_Stored entries_
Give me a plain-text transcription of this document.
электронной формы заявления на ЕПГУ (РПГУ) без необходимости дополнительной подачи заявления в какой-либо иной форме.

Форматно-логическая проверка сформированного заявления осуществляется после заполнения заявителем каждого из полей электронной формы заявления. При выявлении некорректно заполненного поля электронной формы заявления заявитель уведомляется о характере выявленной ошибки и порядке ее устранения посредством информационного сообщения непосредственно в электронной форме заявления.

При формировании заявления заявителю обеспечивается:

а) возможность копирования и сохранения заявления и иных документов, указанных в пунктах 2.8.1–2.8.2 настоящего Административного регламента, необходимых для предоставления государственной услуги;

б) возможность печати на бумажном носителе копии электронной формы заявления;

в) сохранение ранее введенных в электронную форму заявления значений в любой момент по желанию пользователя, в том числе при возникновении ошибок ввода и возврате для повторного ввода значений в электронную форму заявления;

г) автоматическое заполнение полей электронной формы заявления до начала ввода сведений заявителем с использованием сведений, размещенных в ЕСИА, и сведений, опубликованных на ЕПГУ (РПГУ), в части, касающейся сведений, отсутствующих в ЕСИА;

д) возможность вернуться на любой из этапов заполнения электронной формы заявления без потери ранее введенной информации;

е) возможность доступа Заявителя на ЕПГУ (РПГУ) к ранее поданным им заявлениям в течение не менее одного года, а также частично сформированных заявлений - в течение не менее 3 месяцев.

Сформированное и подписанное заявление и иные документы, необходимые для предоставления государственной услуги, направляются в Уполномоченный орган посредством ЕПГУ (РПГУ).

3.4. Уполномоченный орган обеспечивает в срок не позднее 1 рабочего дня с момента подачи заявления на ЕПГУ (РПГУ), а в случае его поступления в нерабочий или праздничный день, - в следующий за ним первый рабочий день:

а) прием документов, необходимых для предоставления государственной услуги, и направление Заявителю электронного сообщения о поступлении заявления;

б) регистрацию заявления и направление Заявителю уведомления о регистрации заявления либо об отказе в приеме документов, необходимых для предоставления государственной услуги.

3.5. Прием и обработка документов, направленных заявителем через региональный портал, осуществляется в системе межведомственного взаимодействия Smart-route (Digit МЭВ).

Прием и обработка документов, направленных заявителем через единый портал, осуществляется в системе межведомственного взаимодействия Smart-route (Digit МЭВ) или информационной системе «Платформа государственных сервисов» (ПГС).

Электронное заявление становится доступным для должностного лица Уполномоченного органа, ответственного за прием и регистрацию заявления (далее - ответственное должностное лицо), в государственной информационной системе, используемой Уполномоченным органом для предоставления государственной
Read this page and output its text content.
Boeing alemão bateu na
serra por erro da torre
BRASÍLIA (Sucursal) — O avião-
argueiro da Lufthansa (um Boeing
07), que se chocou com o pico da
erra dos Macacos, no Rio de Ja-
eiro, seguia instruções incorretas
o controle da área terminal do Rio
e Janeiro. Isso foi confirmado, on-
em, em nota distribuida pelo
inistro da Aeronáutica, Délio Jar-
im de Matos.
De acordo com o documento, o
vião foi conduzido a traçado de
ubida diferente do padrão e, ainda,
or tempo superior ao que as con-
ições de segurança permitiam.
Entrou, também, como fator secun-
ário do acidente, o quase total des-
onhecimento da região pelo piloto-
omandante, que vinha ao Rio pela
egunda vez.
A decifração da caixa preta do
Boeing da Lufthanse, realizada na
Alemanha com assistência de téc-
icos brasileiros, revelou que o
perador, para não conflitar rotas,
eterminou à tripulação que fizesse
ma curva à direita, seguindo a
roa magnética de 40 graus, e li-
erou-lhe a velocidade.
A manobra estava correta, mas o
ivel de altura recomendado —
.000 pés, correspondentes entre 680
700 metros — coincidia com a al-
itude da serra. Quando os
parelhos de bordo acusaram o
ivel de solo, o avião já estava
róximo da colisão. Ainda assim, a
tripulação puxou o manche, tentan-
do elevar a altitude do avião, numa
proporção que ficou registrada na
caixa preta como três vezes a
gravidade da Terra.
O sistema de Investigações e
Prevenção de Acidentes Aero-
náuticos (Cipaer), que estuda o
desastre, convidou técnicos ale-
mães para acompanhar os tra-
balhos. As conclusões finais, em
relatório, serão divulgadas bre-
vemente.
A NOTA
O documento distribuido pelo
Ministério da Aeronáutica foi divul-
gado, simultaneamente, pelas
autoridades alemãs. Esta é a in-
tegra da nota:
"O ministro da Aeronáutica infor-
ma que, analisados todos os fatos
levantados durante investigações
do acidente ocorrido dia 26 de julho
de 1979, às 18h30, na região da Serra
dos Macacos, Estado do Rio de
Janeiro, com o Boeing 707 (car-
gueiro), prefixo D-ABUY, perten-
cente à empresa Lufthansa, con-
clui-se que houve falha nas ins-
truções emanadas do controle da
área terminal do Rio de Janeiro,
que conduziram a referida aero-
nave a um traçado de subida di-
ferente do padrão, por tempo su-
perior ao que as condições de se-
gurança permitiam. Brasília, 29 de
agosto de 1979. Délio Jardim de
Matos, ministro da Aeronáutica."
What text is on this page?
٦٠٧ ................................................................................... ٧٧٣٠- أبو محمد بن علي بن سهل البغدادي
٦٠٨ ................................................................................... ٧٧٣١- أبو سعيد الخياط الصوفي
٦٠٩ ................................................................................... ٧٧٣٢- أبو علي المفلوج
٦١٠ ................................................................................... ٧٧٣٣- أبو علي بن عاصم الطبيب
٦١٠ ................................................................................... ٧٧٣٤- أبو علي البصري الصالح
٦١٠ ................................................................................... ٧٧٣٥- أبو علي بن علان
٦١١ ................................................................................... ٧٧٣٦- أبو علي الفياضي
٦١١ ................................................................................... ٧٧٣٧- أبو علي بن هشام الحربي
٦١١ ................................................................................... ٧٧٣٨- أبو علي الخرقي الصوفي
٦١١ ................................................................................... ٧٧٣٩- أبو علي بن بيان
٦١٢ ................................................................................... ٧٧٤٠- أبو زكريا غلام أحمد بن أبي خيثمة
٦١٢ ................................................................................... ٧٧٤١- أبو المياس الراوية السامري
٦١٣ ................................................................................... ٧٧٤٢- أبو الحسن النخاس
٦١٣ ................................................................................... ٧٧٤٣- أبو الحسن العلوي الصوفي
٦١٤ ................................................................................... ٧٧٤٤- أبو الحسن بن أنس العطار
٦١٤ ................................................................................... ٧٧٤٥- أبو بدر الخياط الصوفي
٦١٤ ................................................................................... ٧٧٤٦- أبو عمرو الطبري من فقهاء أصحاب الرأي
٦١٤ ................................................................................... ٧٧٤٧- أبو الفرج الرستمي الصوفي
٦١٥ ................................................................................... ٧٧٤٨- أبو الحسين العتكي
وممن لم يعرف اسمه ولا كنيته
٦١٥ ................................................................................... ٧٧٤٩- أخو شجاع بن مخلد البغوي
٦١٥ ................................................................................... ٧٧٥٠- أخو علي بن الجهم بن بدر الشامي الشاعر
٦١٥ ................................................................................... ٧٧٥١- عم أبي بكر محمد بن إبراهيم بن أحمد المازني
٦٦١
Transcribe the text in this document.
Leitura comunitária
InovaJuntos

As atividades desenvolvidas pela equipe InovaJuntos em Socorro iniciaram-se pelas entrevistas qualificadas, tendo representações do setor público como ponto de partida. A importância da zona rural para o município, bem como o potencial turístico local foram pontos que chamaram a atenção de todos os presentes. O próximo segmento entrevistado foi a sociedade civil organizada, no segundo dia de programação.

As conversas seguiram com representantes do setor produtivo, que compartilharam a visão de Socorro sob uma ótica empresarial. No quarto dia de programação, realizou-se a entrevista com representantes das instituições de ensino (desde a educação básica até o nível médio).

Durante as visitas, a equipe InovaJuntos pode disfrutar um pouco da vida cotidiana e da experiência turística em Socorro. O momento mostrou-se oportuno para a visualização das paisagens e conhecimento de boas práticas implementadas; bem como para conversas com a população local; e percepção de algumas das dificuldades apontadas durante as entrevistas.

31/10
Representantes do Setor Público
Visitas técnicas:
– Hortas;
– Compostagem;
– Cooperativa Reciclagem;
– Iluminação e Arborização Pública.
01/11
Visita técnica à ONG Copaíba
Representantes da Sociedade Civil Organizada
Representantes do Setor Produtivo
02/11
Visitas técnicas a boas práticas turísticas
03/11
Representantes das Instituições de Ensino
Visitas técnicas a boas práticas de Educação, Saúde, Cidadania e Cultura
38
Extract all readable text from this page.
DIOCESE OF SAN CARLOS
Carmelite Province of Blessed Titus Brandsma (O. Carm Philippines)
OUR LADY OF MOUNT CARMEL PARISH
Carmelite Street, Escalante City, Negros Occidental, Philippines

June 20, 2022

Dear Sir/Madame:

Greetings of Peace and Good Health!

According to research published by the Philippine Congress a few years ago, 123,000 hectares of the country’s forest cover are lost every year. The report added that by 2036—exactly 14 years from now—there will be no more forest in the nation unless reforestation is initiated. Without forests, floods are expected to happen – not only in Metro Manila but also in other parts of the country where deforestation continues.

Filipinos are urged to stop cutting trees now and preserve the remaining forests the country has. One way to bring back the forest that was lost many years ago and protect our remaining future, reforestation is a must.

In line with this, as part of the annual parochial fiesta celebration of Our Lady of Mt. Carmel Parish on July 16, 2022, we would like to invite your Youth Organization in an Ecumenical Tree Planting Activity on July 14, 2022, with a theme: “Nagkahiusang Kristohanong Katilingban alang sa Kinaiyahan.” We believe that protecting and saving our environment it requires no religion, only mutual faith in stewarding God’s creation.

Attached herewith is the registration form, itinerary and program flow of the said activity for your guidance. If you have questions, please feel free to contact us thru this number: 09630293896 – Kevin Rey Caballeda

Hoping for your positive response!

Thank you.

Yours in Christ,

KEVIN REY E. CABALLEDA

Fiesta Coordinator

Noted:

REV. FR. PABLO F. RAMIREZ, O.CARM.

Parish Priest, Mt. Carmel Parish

_Task prompt_
Scan the listing above and identify each line holding the string "посредством"; copy every such line.

_Completed exercise_
Форматно-логическая проверка сформированного заявления осуществляется после заполнения заявителем каждого из полей электронной формы заявления. При выявлении некорректно заполненного поля электронной формы заявления заявитель уведомляется о характере выявленной ошибки и порядке ее устранения посредством информационного сообщения непосредственно в электронной форме заявления.
Сформированное и подписанное заявление и иные документы, необходимые для предоставления государственной услуги, направляются в Уполномоченный орган посредством ЕПГУ (РПГУ).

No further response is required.